== WORK TO BE COMPLETED ==
Look through the records and report how many lines include the word "Barberis", with no other words.

-- begin --

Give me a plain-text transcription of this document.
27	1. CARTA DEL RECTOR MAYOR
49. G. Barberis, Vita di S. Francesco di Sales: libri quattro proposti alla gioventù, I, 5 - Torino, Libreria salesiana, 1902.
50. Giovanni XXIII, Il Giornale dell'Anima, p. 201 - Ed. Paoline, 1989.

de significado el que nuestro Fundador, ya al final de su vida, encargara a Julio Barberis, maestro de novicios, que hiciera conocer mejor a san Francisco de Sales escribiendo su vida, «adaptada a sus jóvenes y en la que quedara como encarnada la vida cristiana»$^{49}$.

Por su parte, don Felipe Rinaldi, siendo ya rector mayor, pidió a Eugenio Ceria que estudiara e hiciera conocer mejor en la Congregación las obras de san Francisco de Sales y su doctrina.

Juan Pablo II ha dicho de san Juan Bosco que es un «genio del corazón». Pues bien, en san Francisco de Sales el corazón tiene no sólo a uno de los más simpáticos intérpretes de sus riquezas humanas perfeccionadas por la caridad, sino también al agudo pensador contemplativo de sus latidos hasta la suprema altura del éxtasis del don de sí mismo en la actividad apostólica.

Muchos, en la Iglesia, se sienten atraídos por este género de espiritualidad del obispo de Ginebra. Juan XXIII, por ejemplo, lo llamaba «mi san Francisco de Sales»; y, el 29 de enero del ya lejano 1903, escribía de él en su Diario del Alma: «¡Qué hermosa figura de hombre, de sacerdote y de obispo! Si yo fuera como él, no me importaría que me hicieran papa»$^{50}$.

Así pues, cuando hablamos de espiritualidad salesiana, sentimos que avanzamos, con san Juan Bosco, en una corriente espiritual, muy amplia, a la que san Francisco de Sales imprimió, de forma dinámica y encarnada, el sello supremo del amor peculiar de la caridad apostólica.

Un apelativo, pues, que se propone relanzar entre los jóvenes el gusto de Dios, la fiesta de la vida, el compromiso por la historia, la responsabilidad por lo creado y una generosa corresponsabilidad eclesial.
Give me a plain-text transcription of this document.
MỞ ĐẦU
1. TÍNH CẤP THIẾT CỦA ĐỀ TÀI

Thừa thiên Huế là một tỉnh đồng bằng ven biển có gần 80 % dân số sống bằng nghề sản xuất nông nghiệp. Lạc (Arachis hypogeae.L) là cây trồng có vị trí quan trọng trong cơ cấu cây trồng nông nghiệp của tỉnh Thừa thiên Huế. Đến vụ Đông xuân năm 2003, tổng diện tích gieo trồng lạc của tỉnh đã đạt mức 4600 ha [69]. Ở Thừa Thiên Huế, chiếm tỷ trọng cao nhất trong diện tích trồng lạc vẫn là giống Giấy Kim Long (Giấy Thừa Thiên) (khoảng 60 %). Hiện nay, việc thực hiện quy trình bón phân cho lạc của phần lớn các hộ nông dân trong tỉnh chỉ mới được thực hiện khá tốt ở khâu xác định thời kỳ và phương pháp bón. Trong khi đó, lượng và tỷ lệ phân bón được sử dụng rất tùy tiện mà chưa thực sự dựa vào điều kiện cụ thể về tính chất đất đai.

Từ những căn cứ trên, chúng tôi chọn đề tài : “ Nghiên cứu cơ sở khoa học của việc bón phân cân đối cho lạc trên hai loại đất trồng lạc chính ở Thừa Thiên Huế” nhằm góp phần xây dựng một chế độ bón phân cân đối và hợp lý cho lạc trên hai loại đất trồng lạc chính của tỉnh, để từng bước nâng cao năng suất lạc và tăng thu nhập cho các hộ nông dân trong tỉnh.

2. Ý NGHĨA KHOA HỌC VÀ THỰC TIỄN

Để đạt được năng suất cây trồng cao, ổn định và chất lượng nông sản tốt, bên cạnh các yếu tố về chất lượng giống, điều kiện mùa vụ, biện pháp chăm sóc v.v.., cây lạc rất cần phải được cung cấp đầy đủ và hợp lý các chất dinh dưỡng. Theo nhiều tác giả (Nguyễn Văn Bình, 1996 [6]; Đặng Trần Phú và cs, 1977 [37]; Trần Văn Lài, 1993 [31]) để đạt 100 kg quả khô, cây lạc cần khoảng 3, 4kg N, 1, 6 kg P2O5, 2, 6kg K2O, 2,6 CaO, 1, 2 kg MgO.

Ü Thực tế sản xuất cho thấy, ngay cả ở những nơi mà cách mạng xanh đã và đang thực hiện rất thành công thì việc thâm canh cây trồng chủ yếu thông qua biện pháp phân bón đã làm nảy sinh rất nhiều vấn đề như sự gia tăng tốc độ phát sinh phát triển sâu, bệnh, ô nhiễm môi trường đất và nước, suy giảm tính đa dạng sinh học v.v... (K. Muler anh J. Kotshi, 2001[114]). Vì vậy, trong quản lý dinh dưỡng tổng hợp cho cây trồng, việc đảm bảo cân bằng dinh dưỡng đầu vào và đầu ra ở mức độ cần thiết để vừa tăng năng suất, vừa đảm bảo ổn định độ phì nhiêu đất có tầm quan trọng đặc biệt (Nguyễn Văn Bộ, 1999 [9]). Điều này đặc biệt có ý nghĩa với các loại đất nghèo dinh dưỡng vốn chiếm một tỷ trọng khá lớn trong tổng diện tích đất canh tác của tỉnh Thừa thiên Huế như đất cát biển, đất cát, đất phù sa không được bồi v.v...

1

-- end --
-- begin --

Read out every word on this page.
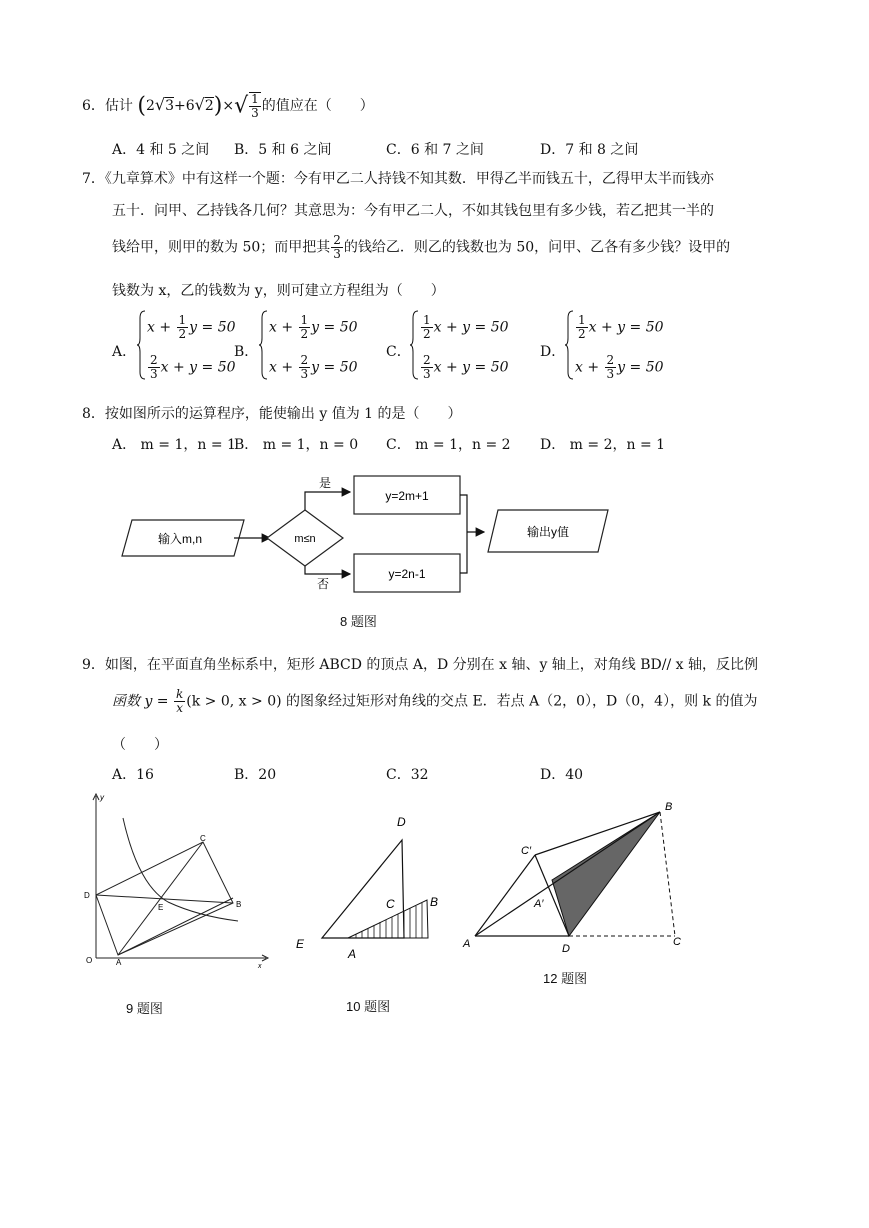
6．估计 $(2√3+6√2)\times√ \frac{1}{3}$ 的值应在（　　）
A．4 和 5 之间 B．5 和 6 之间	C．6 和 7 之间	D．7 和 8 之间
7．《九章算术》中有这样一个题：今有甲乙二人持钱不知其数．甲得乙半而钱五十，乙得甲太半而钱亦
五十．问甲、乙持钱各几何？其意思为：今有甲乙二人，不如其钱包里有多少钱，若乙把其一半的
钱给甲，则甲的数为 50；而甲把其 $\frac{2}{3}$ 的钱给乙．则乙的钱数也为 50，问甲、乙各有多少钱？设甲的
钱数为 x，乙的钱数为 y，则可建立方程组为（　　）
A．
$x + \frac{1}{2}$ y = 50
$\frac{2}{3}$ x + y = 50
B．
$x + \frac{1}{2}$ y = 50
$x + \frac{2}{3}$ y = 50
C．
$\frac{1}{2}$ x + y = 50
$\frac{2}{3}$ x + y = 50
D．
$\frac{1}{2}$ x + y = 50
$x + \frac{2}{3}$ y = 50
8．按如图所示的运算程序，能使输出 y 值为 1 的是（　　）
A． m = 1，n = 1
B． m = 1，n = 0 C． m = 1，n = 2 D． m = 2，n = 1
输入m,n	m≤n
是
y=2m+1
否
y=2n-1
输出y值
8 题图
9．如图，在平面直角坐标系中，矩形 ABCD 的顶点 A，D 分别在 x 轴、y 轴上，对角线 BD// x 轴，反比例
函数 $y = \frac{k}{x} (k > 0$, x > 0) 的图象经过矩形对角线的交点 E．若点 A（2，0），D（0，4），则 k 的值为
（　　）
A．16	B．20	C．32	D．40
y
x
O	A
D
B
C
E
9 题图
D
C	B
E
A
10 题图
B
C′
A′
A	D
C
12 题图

-- end --

== ANSWER IN FULL ==
2